##### Records shown

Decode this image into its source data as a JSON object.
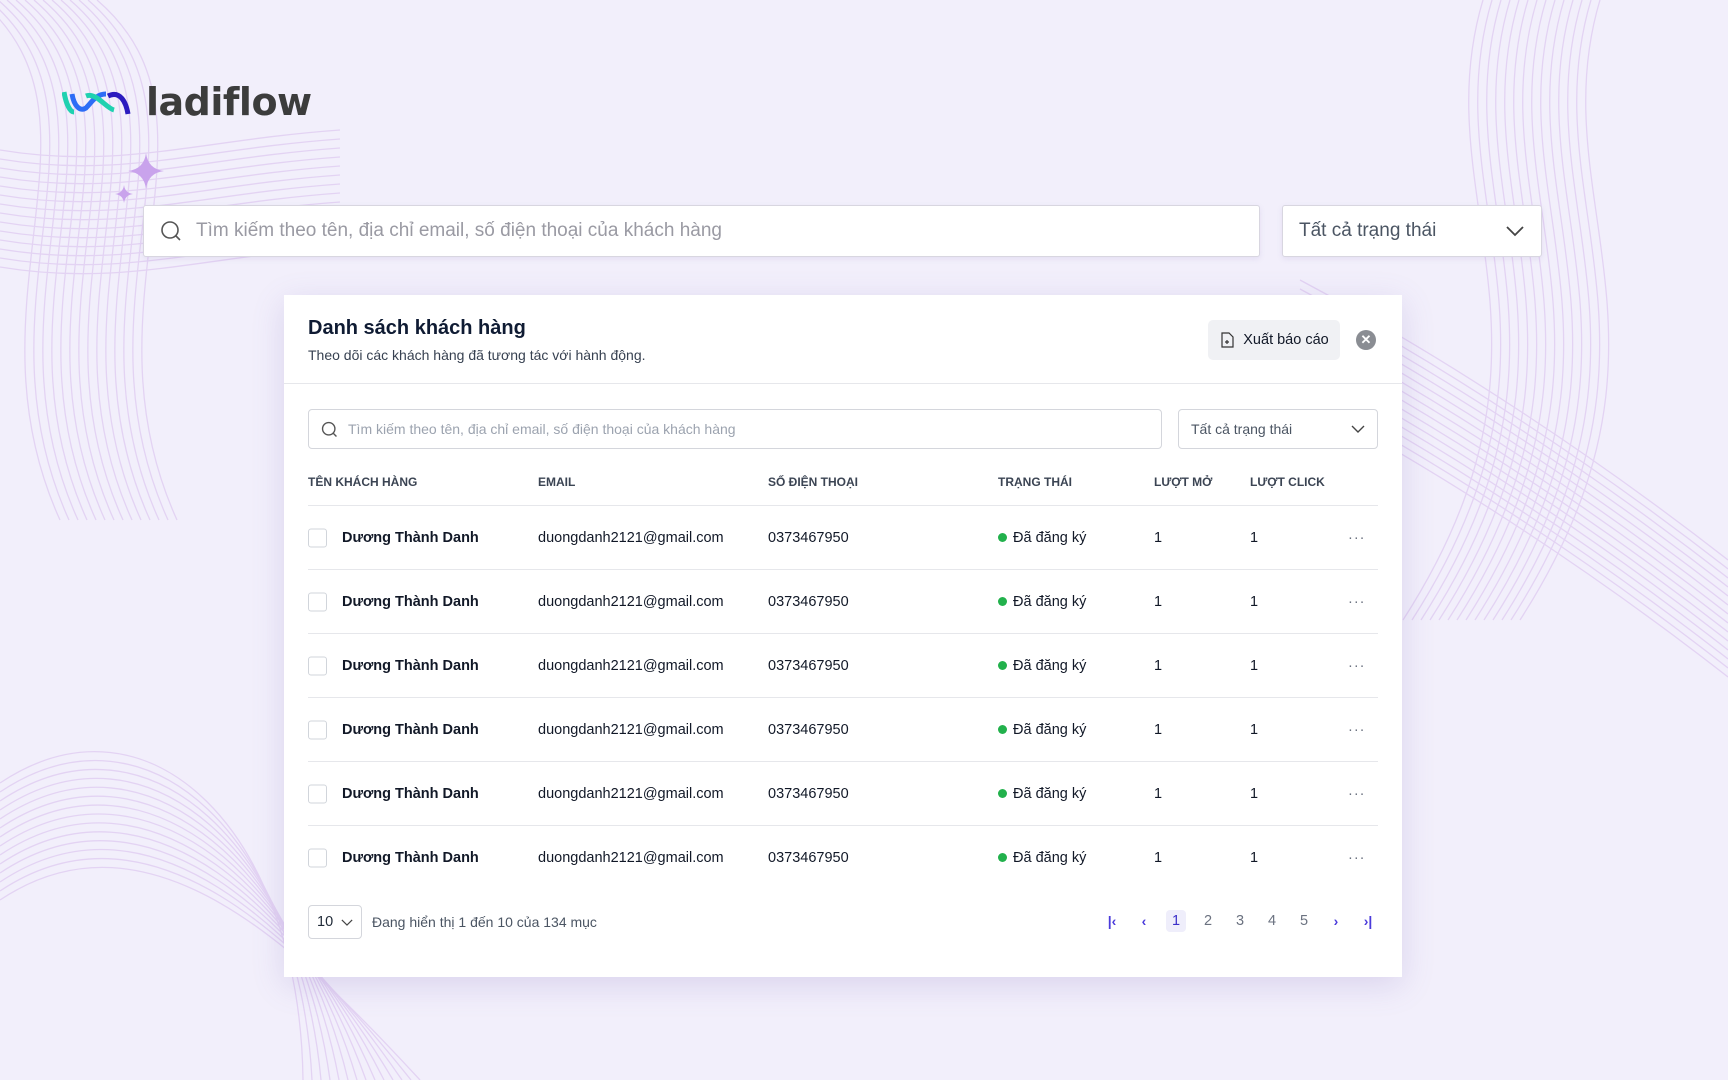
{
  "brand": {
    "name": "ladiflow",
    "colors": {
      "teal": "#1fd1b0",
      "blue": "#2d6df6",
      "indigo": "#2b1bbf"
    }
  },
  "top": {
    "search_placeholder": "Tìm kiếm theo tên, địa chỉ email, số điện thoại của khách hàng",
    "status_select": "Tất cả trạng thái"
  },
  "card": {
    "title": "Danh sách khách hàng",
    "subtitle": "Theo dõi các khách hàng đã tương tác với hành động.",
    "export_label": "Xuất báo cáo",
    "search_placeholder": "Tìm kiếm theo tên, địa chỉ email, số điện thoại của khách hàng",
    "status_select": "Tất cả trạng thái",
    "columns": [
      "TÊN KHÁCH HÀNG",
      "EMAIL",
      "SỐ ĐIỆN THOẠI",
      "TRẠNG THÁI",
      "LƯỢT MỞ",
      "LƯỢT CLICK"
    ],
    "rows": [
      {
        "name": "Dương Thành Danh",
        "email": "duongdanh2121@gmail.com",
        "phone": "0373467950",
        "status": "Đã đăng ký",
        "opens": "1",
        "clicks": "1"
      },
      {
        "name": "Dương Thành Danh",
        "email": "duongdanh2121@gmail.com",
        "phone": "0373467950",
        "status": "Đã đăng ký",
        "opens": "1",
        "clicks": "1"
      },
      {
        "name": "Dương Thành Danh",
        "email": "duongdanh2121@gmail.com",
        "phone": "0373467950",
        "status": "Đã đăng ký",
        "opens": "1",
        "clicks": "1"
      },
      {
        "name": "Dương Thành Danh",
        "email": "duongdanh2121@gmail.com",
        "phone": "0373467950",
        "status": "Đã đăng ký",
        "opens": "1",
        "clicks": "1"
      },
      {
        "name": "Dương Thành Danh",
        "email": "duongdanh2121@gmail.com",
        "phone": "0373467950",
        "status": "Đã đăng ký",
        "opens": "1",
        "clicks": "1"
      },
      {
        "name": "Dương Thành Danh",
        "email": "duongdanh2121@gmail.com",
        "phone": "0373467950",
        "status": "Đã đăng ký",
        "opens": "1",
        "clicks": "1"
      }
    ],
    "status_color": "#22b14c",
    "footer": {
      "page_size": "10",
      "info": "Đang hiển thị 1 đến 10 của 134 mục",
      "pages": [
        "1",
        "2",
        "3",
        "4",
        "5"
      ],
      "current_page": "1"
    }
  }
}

##########

Write the records out again in full, exactly, and skip every picture.

Decode this image into its source data as a JSON object.
{
  "brand": {
    "name": "ladiflow",
    "colors": {
      "teal": "#1fd1b0",
      "blue": "#2d6df6",
      "indigo": "#2b1bbf"
    }
  },
  "top": {
    "search_placeholder": "Tìm kiếm theo tên, địa chỉ email, số điện thoại của khách hàng",
    "status_select": "Tất cả trạng thái"
  },
  "card": {
    "title": "Danh sách khách hàng",
    "subtitle": "Theo dõi các khách hàng đã tương tác với hành động.",
    "export_label": "Xuất báo cáo",
    "search_placeholder": "Tìm kiếm theo tên, địa chỉ email, số điện thoại của khách hàng",
    "status_select": "Tất cả trạng thái",
    "columns": [
      "TÊN KHÁCH HÀNG",
      "EMAIL",
      "SỐ ĐIỆN THOẠI",
      "TRẠNG THÁI",
      "LƯỢT MỞ",
      "LƯỢT CLICK"
    ],
    "rows": [
      {
        "name": "Dương Thành Danh",
        "email": "duongdanh2121@gmail.com",
        "phone": "0373467950",
        "status": "Đã đăng ký",
        "opens": "1",
        "clicks": "1"
      },
      {
        "name": "Dương Thành Danh",
        "email": "duongdanh2121@gmail.com",
        "phone": "0373467950",
        "status": "Đã đăng ký",
        "opens": "1",
        "clicks": "1"
      },
      {
        "name": "Dương Thành Danh",
        "email": "duongdanh2121@gmail.com",
        "phone": "0373467950",
        "status": "Đã đăng ký",
        "opens": "1",
        "clicks": "1"
      },
      {
        "name": "Dương Thành Danh",
        "email": "duongdanh2121@gmail.com",
        "phone": "0373467950",
        "status": "Đã đăng ký",
        "opens": "1",
        "clicks": "1"
      },
      {
        "name": "Dương Thành Danh",
        "email": "duongdanh2121@gmail.com",
        "phone": "0373467950",
        "status": "Đã đăng ký",
        "opens": "1",
        "clicks": "1"
      },
      {
        "name": "Dương Thành Danh",
        "email": "duongdanh2121@gmail.com",
        "phone": "0373467950",
        "status": "Đã đăng ký",
        "opens": "1",
        "clicks": "1"
      }
    ],
    "status_color": "#22b14c",
    "footer": {
      "page_size": "10",
      "info": "Đang hiển thị 1 đến 10 của 134 mục",
      "pages": [
        "1",
        "2",
        "3",
        "4",
        "5"
      ],
      "current_page": "1"
    }
  }
}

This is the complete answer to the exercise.